# Passage provided start
The gnu file utility can read the first few bytes of a file as a magic number to determine what kind of file it is.

There is a hacker magazine called POC or GTFO, meaning proof of concept.

The PDFs of that magazine can also be interpreted in various other ways. Files that you can do this with are called polyglots.

pseudopad t1_je248it wrote on March 28, 2023 at 9:18 PM

This is probably the best explanation so far. There's a few posts talking about cpus and how many bits they are, but the question was about storage, and this reply describes how a computer (program) figures out what's inside a file.

Y34rZer0 t1_je2zatz wrote on March 29, 2023 at 1:00 AM

The difference between data and information

ColdDesert77 t1_je3tg6b wrote on March 29, 2023 at 5:22 AM

> the specification

What's that?

aiusepsi t1_je4oway wrote on March 29, 2023 at 12:09 PM

A document written by a human being which describes the format of the file.

It's basically an agreement between person writing software which writes that kind of file, and the person writing software which reads that kind of file.

psycotica0 t1_je4ovsd wrote on March 29, 2023 at 12:09 PM

Did you click on it? It's the document that describes what makes a wav file a wav file so that programs that can read wav files can read it. It's essentially a description and some instructions for the programmers making the reading program and the writing program so they know they're making the same file that contains the same information.

[deleted] t1_je3ps40 wrote on March 29, 2023 at 4:42 AM

[removed]

[deleted] t1_je4j75h wrote on March 29, 2023 at 11:11 AM

[deleted]

theBarneyBus t1_je1unvu wrote on March 28, 2023 at 8:17 PM

You’re completely correct that it could either be 9 or a 2 then a 1. The issue is that you’re assuming that the is no context.

In storage, there are conventions (e.g. ASCII) that say that basic text is 8 bits per letter. Similarly, other data is stored in fixed-length intervals.
In RAM, whoever is writing to it determines how it is used. It could be any length. The program (and programmer) using it needs to make sure they’re using it correctly.

There are also ways to compress things like text, where bit length is dynamic. But that’s a bit complex, so let me know if you want that explanation as well.

aiusepsi t1_je4ogqj wrote on March 29, 2023 at 12:05 PM

ASCII actually only uses 7 bits per letter, but because the smallest block of bits that a typical computer can individually access is 8 bits, the 8th bit goes unused and is always 0.
# Passage provided end
# Material provided start
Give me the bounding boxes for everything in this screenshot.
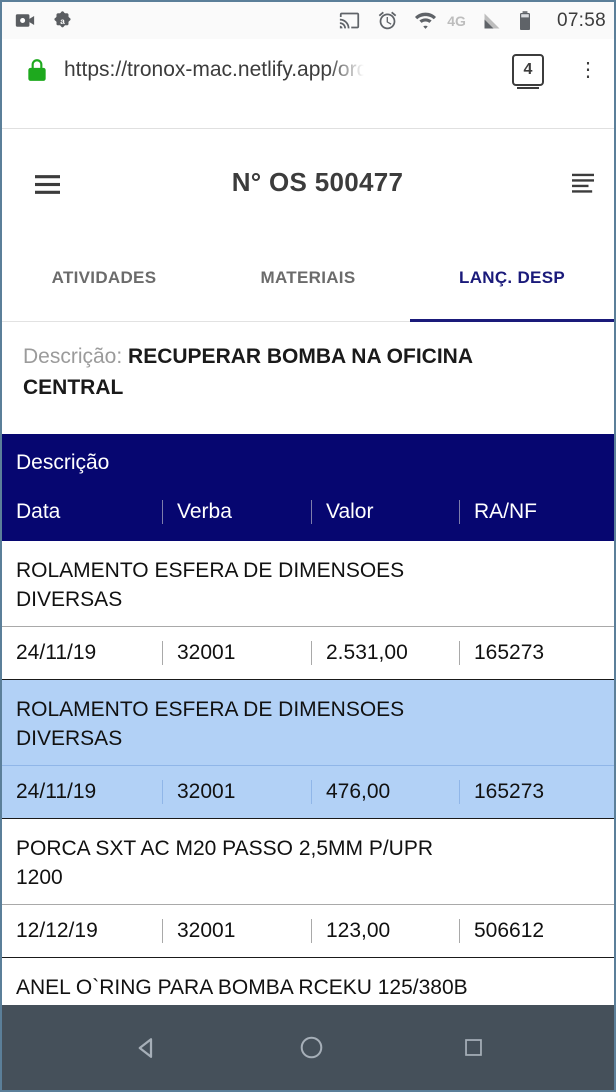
svg-text:a: a bbox=[60, 17, 65, 26]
# Material provided end
▸ Requests:
A) In the forum thread on file formats, what are files called that can be interpreted in various different ways?
B) Pick up the forum thread on file formats and write what comes next after its final post.

▸ The answers:
A) Polyglots.

B)
Which turned out to be very useful; the extra bit can be used for backwards-compatible extensions to ASCII, like UTF-8, which can represent characters not available in ASCII.

Spiritual_Jaguar4685 t1_je1vjar wrote on March 28, 2023 at 8:23 PM

Not dumb, a great question.

On the microprocessor level the hardware is designed to always read a certain number of digits, called "bits" in this case, and 4 bits become a "nibble", 8 bits are a "byte".

So a 16 bit microprocessor would read the value "one" as

0000 0000 0000 0001

and read "ten" as

0000 0000 0000 1010

So in older days, the processor size was a big deal, I played a lot of video games so I remember that the Nintendo was 8-bit, we then 16-bit systems (Sega and Super Nintendo). and then 32/64 bit processors with Nintendo 64, etc.

For the most part we've stuck at 64 bit for our processors for many reasons.

dev-ice t1_je2tdlm wrote on March 29, 2023 at 12:16 AM

Just a minor correction: 4 bits = 1 nibble 8 bits = 1 byte

Spiritual_Jaguar4685 t1_je31tfb wrote on March 29, 2023 at 1:19 AM

Thanks! Edited.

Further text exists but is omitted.